#### [Work instructions]
Using the data below, gather each line that includes the word "production".

### Stored records ###

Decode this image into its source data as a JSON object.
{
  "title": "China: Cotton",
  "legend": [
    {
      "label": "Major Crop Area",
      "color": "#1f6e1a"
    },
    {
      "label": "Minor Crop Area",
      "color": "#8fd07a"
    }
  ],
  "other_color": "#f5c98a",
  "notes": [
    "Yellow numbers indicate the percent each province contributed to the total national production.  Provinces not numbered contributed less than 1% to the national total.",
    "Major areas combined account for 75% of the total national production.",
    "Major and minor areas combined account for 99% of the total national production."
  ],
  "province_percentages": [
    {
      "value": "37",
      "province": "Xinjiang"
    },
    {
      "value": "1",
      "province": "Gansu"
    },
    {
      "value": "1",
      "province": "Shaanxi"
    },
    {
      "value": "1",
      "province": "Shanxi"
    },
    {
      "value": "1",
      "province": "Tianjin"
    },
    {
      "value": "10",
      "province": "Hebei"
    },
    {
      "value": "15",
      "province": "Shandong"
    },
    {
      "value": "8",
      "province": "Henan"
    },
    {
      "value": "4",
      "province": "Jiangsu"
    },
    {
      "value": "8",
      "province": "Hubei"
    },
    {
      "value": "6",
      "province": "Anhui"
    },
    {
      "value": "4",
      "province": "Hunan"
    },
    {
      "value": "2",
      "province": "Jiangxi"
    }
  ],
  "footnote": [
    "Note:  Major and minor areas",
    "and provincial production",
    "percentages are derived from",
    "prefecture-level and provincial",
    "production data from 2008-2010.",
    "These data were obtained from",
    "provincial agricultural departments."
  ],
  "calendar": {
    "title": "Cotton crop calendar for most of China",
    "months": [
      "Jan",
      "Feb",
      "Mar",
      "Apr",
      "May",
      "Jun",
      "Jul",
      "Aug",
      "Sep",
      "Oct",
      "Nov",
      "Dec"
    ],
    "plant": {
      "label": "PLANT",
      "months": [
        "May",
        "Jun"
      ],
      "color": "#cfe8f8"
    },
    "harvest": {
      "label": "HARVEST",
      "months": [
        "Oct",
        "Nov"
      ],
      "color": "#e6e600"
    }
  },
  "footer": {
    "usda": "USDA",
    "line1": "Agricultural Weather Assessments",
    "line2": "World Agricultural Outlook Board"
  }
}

###

#### [Finished task]
    "Yellow numbers indicate the percent each province contributed to the total national production.  Provinces not numbered contributed less than 1% to the national total.",
    "Major areas combined account for 75% of the total national production.",
    "Major and minor areas combined account for 99% of the total national production."
    "and provincial production",
    "production data from 2008-2010.",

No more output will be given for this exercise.